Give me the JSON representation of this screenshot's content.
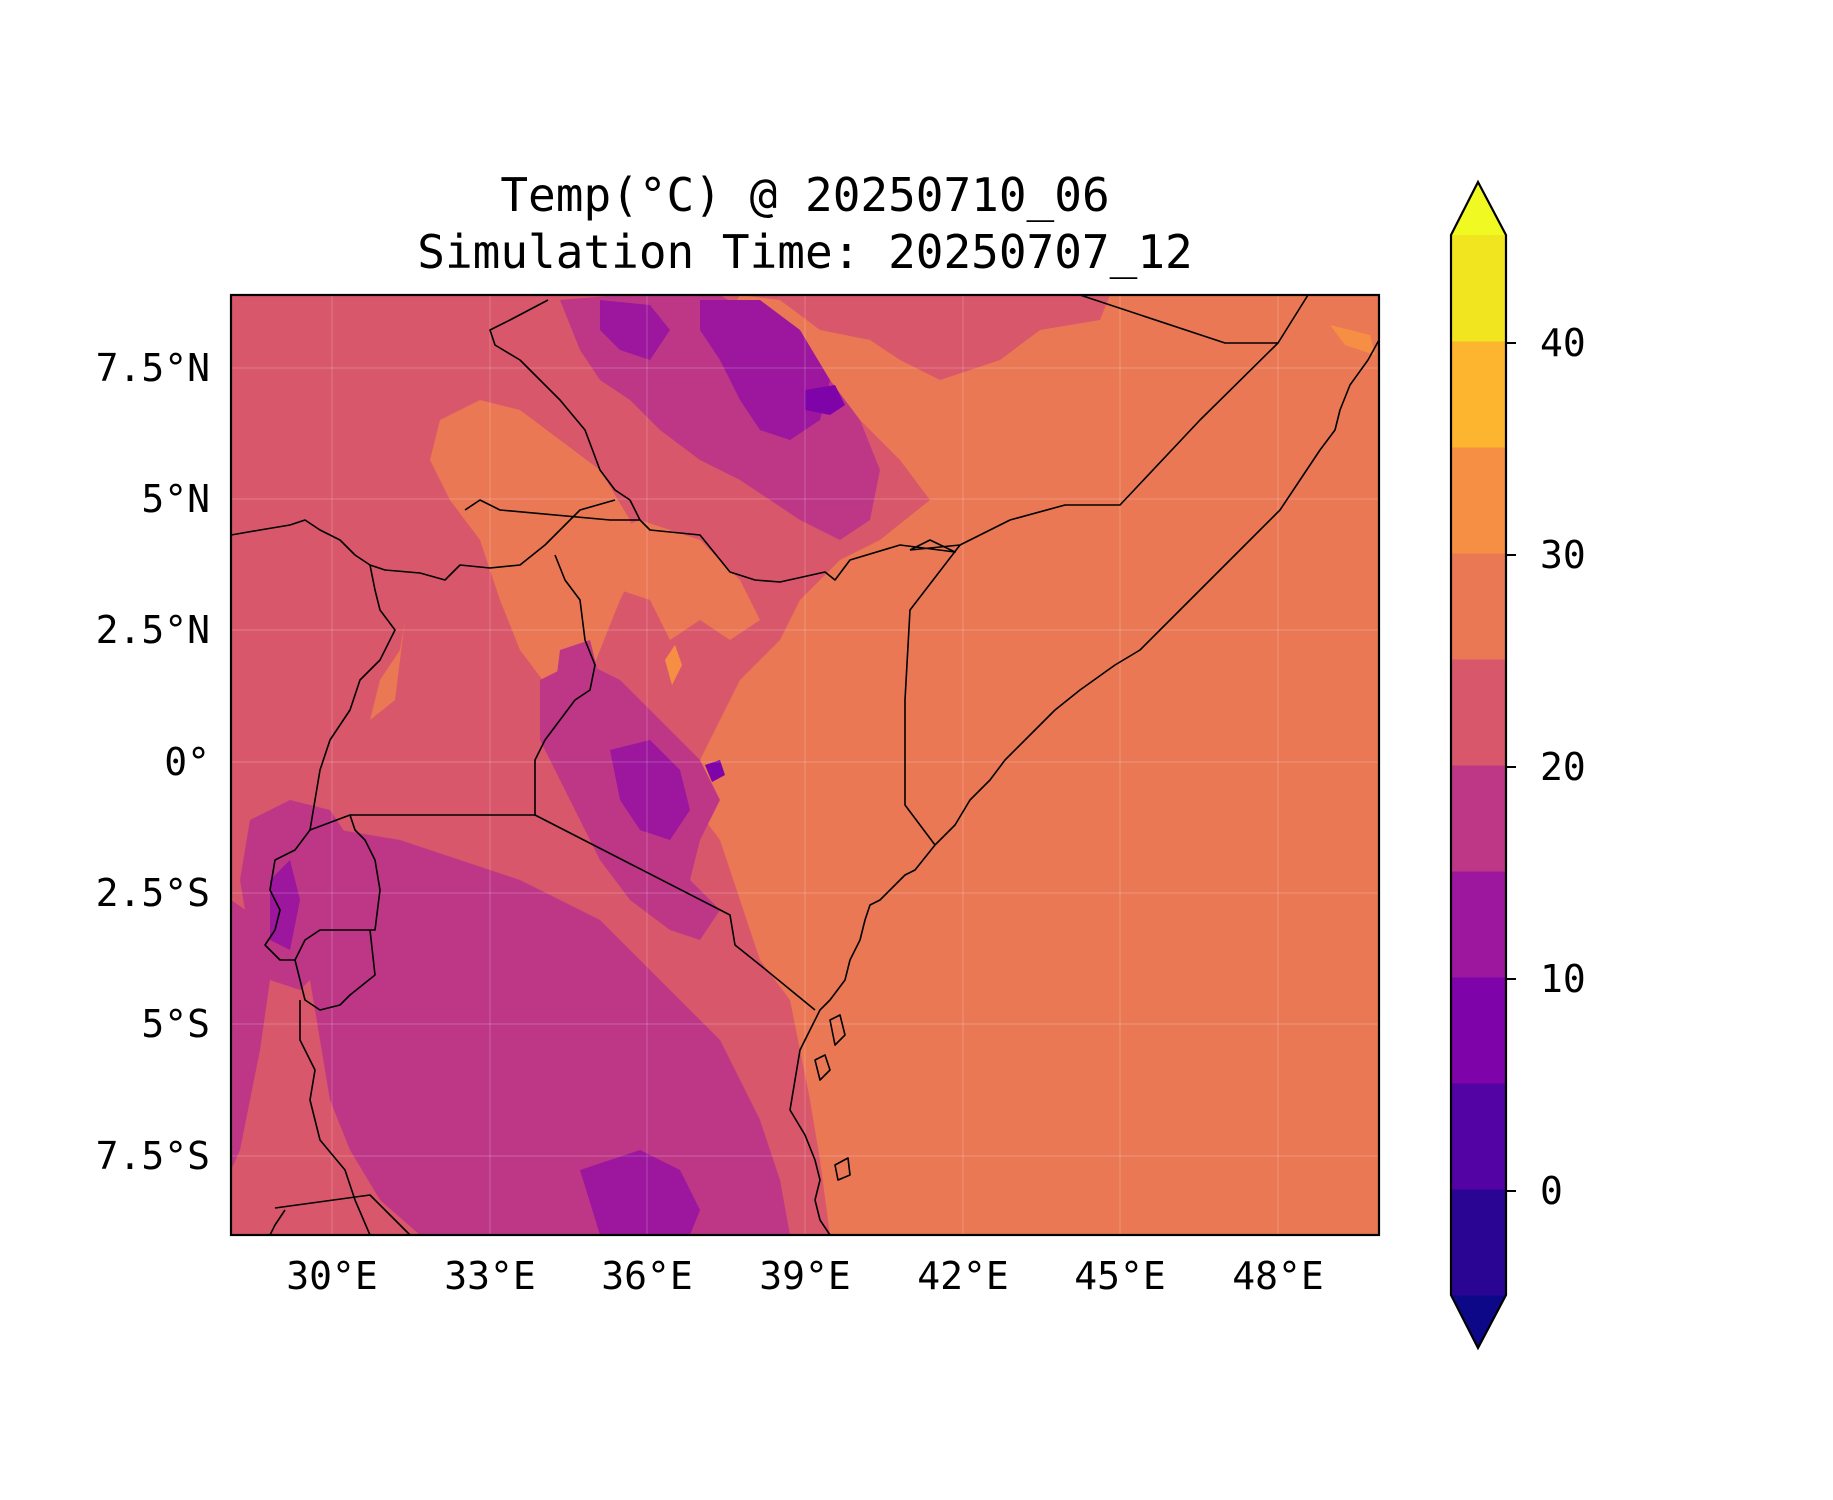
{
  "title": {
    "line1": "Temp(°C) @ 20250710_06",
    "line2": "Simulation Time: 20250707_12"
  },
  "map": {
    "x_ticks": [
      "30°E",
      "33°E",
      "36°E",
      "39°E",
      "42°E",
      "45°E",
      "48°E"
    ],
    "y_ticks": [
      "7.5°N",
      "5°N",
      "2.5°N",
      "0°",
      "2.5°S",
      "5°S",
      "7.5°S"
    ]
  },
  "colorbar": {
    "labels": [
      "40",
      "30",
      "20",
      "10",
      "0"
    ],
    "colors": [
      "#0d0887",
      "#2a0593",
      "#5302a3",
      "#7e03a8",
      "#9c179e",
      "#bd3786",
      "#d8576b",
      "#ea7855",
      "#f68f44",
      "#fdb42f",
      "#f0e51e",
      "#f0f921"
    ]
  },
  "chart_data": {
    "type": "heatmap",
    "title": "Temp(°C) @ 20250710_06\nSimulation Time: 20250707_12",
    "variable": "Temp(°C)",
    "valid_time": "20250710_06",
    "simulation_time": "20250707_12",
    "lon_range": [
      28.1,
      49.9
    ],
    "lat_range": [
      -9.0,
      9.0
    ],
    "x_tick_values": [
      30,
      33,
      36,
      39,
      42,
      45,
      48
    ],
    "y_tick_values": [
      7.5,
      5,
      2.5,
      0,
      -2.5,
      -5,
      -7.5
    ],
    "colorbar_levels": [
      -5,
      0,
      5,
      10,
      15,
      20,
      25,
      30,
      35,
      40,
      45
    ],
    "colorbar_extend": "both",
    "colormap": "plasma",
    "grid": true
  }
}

========================================================================

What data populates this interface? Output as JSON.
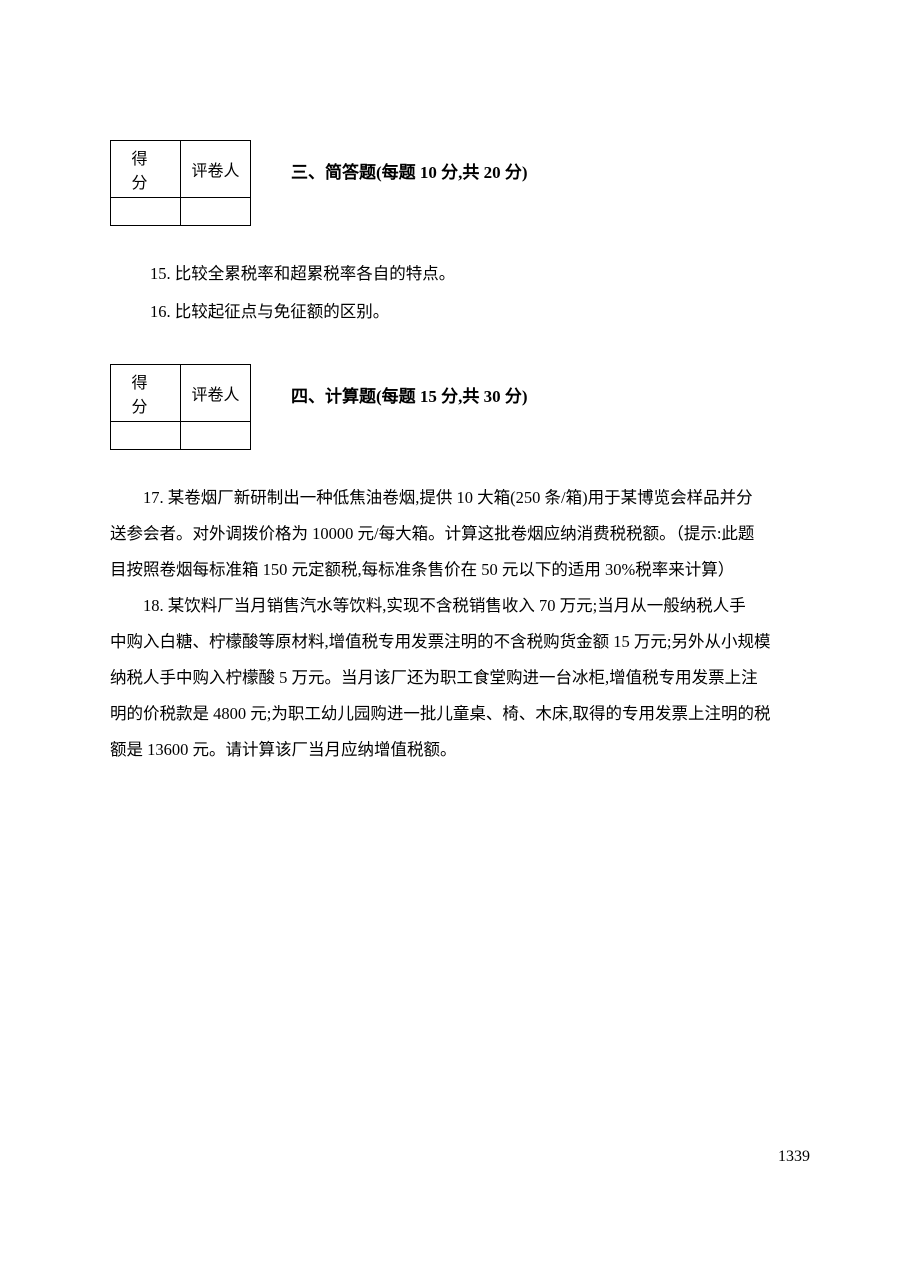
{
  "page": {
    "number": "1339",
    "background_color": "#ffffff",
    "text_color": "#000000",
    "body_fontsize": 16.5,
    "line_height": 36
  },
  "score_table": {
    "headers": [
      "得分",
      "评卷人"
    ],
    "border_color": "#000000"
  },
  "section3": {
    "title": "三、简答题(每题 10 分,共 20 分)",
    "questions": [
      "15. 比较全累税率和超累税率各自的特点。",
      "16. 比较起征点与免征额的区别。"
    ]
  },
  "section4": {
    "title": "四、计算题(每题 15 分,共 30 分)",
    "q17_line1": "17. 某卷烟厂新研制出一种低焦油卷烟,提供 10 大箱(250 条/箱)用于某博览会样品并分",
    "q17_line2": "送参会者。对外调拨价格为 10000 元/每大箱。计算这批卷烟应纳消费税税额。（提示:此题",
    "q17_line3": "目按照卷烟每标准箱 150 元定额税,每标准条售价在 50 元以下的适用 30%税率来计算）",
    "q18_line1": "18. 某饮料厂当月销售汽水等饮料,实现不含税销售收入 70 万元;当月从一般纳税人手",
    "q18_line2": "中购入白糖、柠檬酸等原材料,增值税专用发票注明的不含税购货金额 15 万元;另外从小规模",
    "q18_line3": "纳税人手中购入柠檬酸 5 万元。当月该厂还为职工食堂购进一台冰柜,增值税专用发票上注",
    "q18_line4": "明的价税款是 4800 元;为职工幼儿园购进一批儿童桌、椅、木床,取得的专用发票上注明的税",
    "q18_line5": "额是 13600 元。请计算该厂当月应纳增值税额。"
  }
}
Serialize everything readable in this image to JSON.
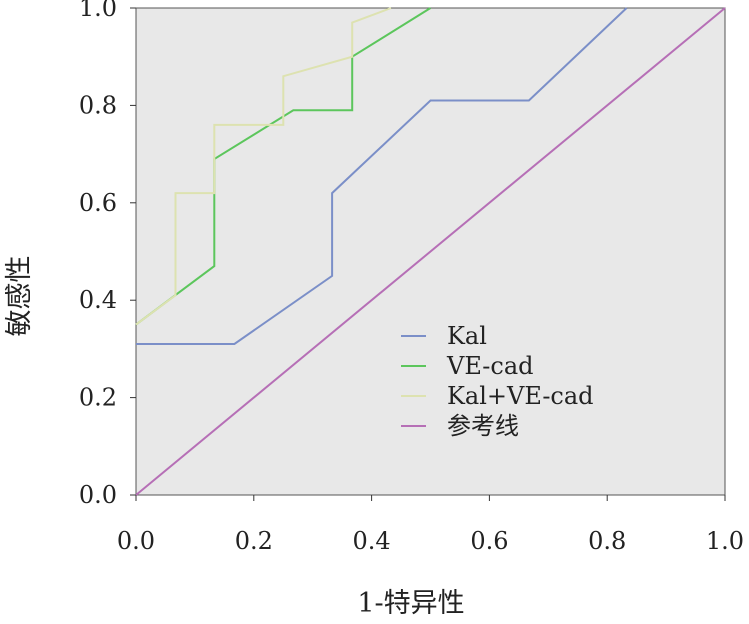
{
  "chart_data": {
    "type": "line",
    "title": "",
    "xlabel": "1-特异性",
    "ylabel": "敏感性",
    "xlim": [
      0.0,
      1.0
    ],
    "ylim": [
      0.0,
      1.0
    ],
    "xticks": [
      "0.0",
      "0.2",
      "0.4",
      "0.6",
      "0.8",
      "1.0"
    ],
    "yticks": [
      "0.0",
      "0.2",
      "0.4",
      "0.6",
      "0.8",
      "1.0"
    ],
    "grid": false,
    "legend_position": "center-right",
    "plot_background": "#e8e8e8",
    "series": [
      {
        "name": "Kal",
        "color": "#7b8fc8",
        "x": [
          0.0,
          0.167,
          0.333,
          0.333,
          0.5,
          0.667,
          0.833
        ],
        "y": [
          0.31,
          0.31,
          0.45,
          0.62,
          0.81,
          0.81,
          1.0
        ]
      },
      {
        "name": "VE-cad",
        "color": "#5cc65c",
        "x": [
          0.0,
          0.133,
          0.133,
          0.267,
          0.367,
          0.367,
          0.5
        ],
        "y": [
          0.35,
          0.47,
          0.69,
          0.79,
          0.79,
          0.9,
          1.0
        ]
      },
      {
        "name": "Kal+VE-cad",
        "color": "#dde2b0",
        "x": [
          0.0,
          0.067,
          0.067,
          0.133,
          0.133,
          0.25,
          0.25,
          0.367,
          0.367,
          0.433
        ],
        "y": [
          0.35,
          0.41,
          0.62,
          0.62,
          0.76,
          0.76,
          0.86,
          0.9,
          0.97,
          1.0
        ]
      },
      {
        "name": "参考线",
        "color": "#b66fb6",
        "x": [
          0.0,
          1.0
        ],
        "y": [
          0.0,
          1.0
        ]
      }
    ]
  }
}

========================================================================

**GOAL**. Where a line above includes "name", copy that line.

**RESULT FOR THIS TASK**.
        "name": "Kal",
        "name": "VE-cad",
        "name": "Kal+VE-cad",
        "name": "参考线",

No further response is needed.